Skip every picture and transcribe the remaining material exactly.

__________________________________________________

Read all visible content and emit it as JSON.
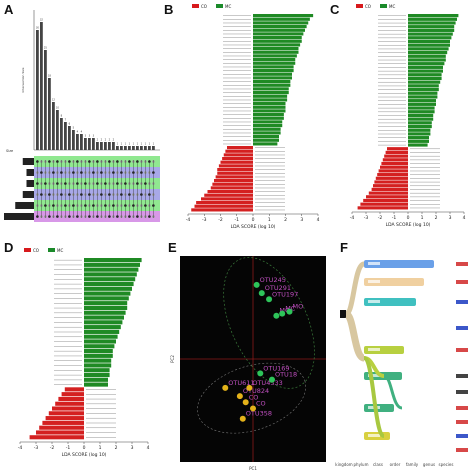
{
  "panels": {
    "a": {
      "label": "A"
    },
    "b": {
      "label": "B"
    },
    "c": {
      "label": "C"
    },
    "d": {
      "label": "D"
    },
    "e": {
      "label": "E"
    },
    "f": {
      "label": "F"
    }
  },
  "legend": {
    "group1": "CO",
    "group2": "MC",
    "color1": "#d7191c",
    "color2": "#1a8a2a"
  },
  "lda_axis_label": "LDA SCORE (log 10)",
  "pca_axes": {
    "x": "PC1",
    "y": "PC2"
  },
  "colors": {
    "red": "#d42020",
    "green": "#1f8a24",
    "pca_bg": "#050505",
    "gold": "#e4b21a",
    "purple": "#c050c0"
  },
  "chart_data": [
    {
      "id": "A",
      "type": "bar",
      "note": "UpSet-style intersection bar chart",
      "bars": [
        30,
        32,
        25,
        18,
        12,
        10,
        8,
        7,
        6,
        5,
        4,
        4,
        3,
        3,
        3,
        2,
        2,
        2,
        2,
        2,
        1,
        1,
        1,
        1,
        1,
        1,
        1,
        1,
        1,
        1
      ],
      "set_sizes": [
        3,
        2,
        2,
        3,
        5,
        8
      ],
      "set_band_colors": [
        "#90e890",
        "#a8a8e8",
        "#90e890",
        "#a8a8e8",
        "#90e890",
        "#d898e8"
      ],
      "ylabel": "Intersection Size",
      "xlabel": "Size",
      "ylim": [
        0,
        35
      ]
    },
    {
      "id": "B",
      "type": "bar",
      "orientation": "horizontal",
      "xlim": [
        -4,
        4
      ],
      "xticks": [
        -4,
        -3,
        -2,
        -1,
        0,
        1,
        2,
        3,
        4
      ],
      "green_values": [
        3.7,
        3.5,
        3.4,
        3.3,
        3.2,
        3.1,
        3.0,
        3.0,
        2.9,
        2.8,
        2.8,
        2.7,
        2.6,
        2.6,
        2.5,
        2.5,
        2.4,
        2.4,
        2.3,
        2.3,
        2.2,
        2.2,
        2.1,
        2.1,
        2.0,
        2.0,
        2.0,
        1.9,
        1.9,
        1.8,
        1.8,
        1.7,
        1.7,
        1.6,
        1.6,
        1.5
      ],
      "red_values": [
        -1.6,
        -1.7,
        -1.8,
        -1.9,
        -2.0,
        -2.1,
        -2.2,
        -2.2,
        -2.3,
        -2.4,
        -2.5,
        -2.6,
        -2.8,
        -3.0,
        -3.2,
        -3.5,
        -3.6,
        -3.8
      ]
    },
    {
      "id": "C",
      "type": "bar",
      "orientation": "horizontal",
      "xlim": [
        -4,
        4
      ],
      "xticks": [
        -4,
        -3,
        -2,
        -1,
        0,
        1,
        2,
        3,
        4
      ],
      "green_values": [
        3.6,
        3.5,
        3.4,
        3.3,
        3.3,
        3.2,
        3.1,
        3.0,
        3.0,
        2.9,
        2.8,
        2.7,
        2.7,
        2.6,
        2.5,
        2.5,
        2.4,
        2.4,
        2.3,
        2.2,
        2.2,
        2.1,
        2.1,
        2.0,
        2.0,
        1.9,
        1.9,
        1.8,
        1.8,
        1.7,
        1.7,
        1.6,
        1.6,
        1.5,
        1.5,
        1.4
      ],
      "red_values": [
        -1.5,
        -1.6,
        -1.7,
        -1.8,
        -1.9,
        -2.0,
        -2.1,
        -2.2,
        -2.3,
        -2.4,
        -2.5,
        -2.6,
        -2.8,
        -3.0,
        -3.2,
        -3.4,
        -3.6
      ]
    },
    {
      "id": "D",
      "type": "bar",
      "orientation": "horizontal",
      "xlim": [
        -4,
        4
      ],
      "xticks": [
        -4,
        -3,
        -2,
        -1,
        0,
        1,
        2,
        3,
        4
      ],
      "green_values": [
        3.6,
        3.5,
        3.4,
        3.3,
        3.2,
        3.1,
        3.0,
        2.9,
        2.8,
        2.7,
        2.7,
        2.6,
        2.5,
        2.4,
        2.3,
        2.2,
        2.1,
        2.0,
        1.9,
        1.8,
        1.8,
        1.7,
        1.7,
        1.6,
        1.6,
        1.5,
        1.5
      ],
      "red_values": [
        -1.2,
        -1.4,
        -1.6,
        -1.8,
        -2.0,
        -2.2,
        -2.4,
        -2.6,
        -2.8,
        -3.0,
        -3.4
      ]
    },
    {
      "id": "E",
      "type": "scatter",
      "xlabel": "PC1",
      "ylabel": "PC2",
      "points": [
        {
          "label": "OTU245",
          "x": 0.05,
          "y": 0.72,
          "color": "#2ec45a"
        },
        {
          "label": "OTU291",
          "x": 0.12,
          "y": 0.64,
          "color": "#2ec45a"
        },
        {
          "label": "OTU197",
          "x": 0.22,
          "y": 0.58,
          "color": "#2ec45a"
        },
        {
          "label": "MC",
          "x": 0.32,
          "y": 0.42,
          "color": "#2ec45a"
        },
        {
          "label": "MC",
          "x": 0.4,
          "y": 0.44,
          "color": "#2ec45a"
        },
        {
          "label": "MO",
          "x": 0.5,
          "y": 0.46,
          "color": "#2ec45a"
        },
        {
          "label": "OTU611",
          "x": -0.38,
          "y": -0.28,
          "color": "#e4b21a"
        },
        {
          "label": "OTU824",
          "x": -0.18,
          "y": -0.36,
          "color": "#e4b21a"
        },
        {
          "label": "OTU4533",
          "x": -0.05,
          "y": -0.28,
          "color": "#e4b21a"
        },
        {
          "label": "OTU169",
          "x": 0.1,
          "y": -0.14,
          "color": "#2ec45a"
        },
        {
          "label": "OTU18",
          "x": 0.26,
          "y": -0.2,
          "color": "#2ec45a"
        },
        {
          "label": "OTU358",
          "x": -0.14,
          "y": -0.58,
          "color": "#e4b21a"
        },
        {
          "label": "CO",
          "x": -0.1,
          "y": -0.42,
          "color": "#e4b21a"
        },
        {
          "label": "CO",
          "x": 0.0,
          "y": -0.48,
          "color": "#e4b21a"
        }
      ]
    },
    {
      "id": "F",
      "type": "diagram",
      "note": "Sankey-like taxonomic tree, levels from kingdom to species",
      "levels": [
        "kingdom",
        "phylum",
        "class",
        "order",
        "family",
        "genus",
        "species"
      ]
    }
  ]
}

__________________________________________________

Solution to the problem:
Read all visible content and emit it as JSON.
{
  "panels": {
    "a": {
      "label": "A"
    },
    "b": {
      "label": "B"
    },
    "c": {
      "label": "C"
    },
    "d": {
      "label": "D"
    },
    "e": {
      "label": "E"
    },
    "f": {
      "label": "F"
    }
  },
  "legend": {
    "group1": "CO",
    "group2": "MC",
    "color1": "#d7191c",
    "color2": "#1a8a2a"
  },
  "lda_axis_label": "LDA SCORE (log 10)",
  "pca_axes": {
    "x": "PC1",
    "y": "PC2"
  },
  "colors": {
    "red": "#d42020",
    "green": "#1f8a24",
    "pca_bg": "#050505",
    "gold": "#e4b21a",
    "purple": "#c050c0"
  },
  "chart_data": [
    {
      "id": "A",
      "type": "bar",
      "note": "UpSet-style intersection bar chart",
      "bars": [
        30,
        32,
        25,
        18,
        12,
        10,
        8,
        7,
        6,
        5,
        4,
        4,
        3,
        3,
        3,
        2,
        2,
        2,
        2,
        2,
        1,
        1,
        1,
        1,
        1,
        1,
        1,
        1,
        1,
        1
      ],
      "set_sizes": [
        3,
        2,
        2,
        3,
        5,
        8
      ],
      "set_band_colors": [
        "#90e890",
        "#a8a8e8",
        "#90e890",
        "#a8a8e8",
        "#90e890",
        "#d898e8"
      ],
      "ylabel": "Intersection Size",
      "xlabel": "Size",
      "ylim": [
        0,
        35
      ]
    },
    {
      "id": "B",
      "type": "bar",
      "orientation": "horizontal",
      "xlim": [
        -4,
        4
      ],
      "xticks": [
        -4,
        -3,
        -2,
        -1,
        0,
        1,
        2,
        3,
        4
      ],
      "green_values": [
        3.7,
        3.5,
        3.4,
        3.3,
        3.2,
        3.1,
        3.0,
        3.0,
        2.9,
        2.8,
        2.8,
        2.7,
        2.6,
        2.6,
        2.5,
        2.5,
        2.4,
        2.4,
        2.3,
        2.3,
        2.2,
        2.2,
        2.1,
        2.1,
        2.0,
        2.0,
        2.0,
        1.9,
        1.9,
        1.8,
        1.8,
        1.7,
        1.7,
        1.6,
        1.6,
        1.5
      ],
      "red_values": [
        -1.6,
        -1.7,
        -1.8,
        -1.9,
        -2.0,
        -2.1,
        -2.2,
        -2.2,
        -2.3,
        -2.4,
        -2.5,
        -2.6,
        -2.8,
        -3.0,
        -3.2,
        -3.5,
        -3.6,
        -3.8
      ]
    },
    {
      "id": "C",
      "type": "bar",
      "orientation": "horizontal",
      "xlim": [
        -4,
        4
      ],
      "xticks": [
        -4,
        -3,
        -2,
        -1,
        0,
        1,
        2,
        3,
        4
      ],
      "green_values": [
        3.6,
        3.5,
        3.4,
        3.3,
        3.3,
        3.2,
        3.1,
        3.0,
        3.0,
        2.9,
        2.8,
        2.7,
        2.7,
        2.6,
        2.5,
        2.5,
        2.4,
        2.4,
        2.3,
        2.2,
        2.2,
        2.1,
        2.1,
        2.0,
        2.0,
        1.9,
        1.9,
        1.8,
        1.8,
        1.7,
        1.7,
        1.6,
        1.6,
        1.5,
        1.5,
        1.4
      ],
      "red_values": [
        -1.5,
        -1.6,
        -1.7,
        -1.8,
        -1.9,
        -2.0,
        -2.1,
        -2.2,
        -2.3,
        -2.4,
        -2.5,
        -2.6,
        -2.8,
        -3.0,
        -3.2,
        -3.4,
        -3.6
      ]
    },
    {
      "id": "D",
      "type": "bar",
      "orientation": "horizontal",
      "xlim": [
        -4,
        4
      ],
      "xticks": [
        -4,
        -3,
        -2,
        -1,
        0,
        1,
        2,
        3,
        4
      ],
      "green_values": [
        3.6,
        3.5,
        3.4,
        3.3,
        3.2,
        3.1,
        3.0,
        2.9,
        2.8,
        2.7,
        2.7,
        2.6,
        2.5,
        2.4,
        2.3,
        2.2,
        2.1,
        2.0,
        1.9,
        1.8,
        1.8,
        1.7,
        1.7,
        1.6,
        1.6,
        1.5,
        1.5
      ],
      "red_values": [
        -1.2,
        -1.4,
        -1.6,
        -1.8,
        -2.0,
        -2.2,
        -2.4,
        -2.6,
        -2.8,
        -3.0,
        -3.4
      ]
    },
    {
      "id": "E",
      "type": "scatter",
      "xlabel": "PC1",
      "ylabel": "PC2",
      "points": [
        {
          "label": "OTU245",
          "x": 0.05,
          "y": 0.72,
          "color": "#2ec45a"
        },
        {
          "label": "OTU291",
          "x": 0.12,
          "y": 0.64,
          "color": "#2ec45a"
        },
        {
          "label": "OTU197",
          "x": 0.22,
          "y": 0.58,
          "color": "#2ec45a"
        },
        {
          "label": "MC",
          "x": 0.32,
          "y": 0.42,
          "color": "#2ec45a"
        },
        {
          "label": "MC",
          "x": 0.4,
          "y": 0.44,
          "color": "#2ec45a"
        },
        {
          "label": "MO",
          "x": 0.5,
          "y": 0.46,
          "color": "#2ec45a"
        },
        {
          "label": "OTU611",
          "x": -0.38,
          "y": -0.28,
          "color": "#e4b21a"
        },
        {
          "label": "OTU824",
          "x": -0.18,
          "y": -0.36,
          "color": "#e4b21a"
        },
        {
          "label": "OTU4533",
          "x": -0.05,
          "y": -0.28,
          "color": "#e4b21a"
        },
        {
          "label": "OTU169",
          "x": 0.1,
          "y": -0.14,
          "color": "#2ec45a"
        },
        {
          "label": "OTU18",
          "x": 0.26,
          "y": -0.2,
          "color": "#2ec45a"
        },
        {
          "label": "OTU358",
          "x": -0.14,
          "y": -0.58,
          "color": "#e4b21a"
        },
        {
          "label": "CO",
          "x": -0.1,
          "y": -0.42,
          "color": "#e4b21a"
        },
        {
          "label": "CO",
          "x": 0.0,
          "y": -0.48,
          "color": "#e4b21a"
        }
      ]
    },
    {
      "id": "F",
      "type": "diagram",
      "note": "Sankey-like taxonomic tree, levels from kingdom to species",
      "levels": [
        "kingdom",
        "phylum",
        "class",
        "order",
        "family",
        "genus",
        "species"
      ]
    }
  ]
}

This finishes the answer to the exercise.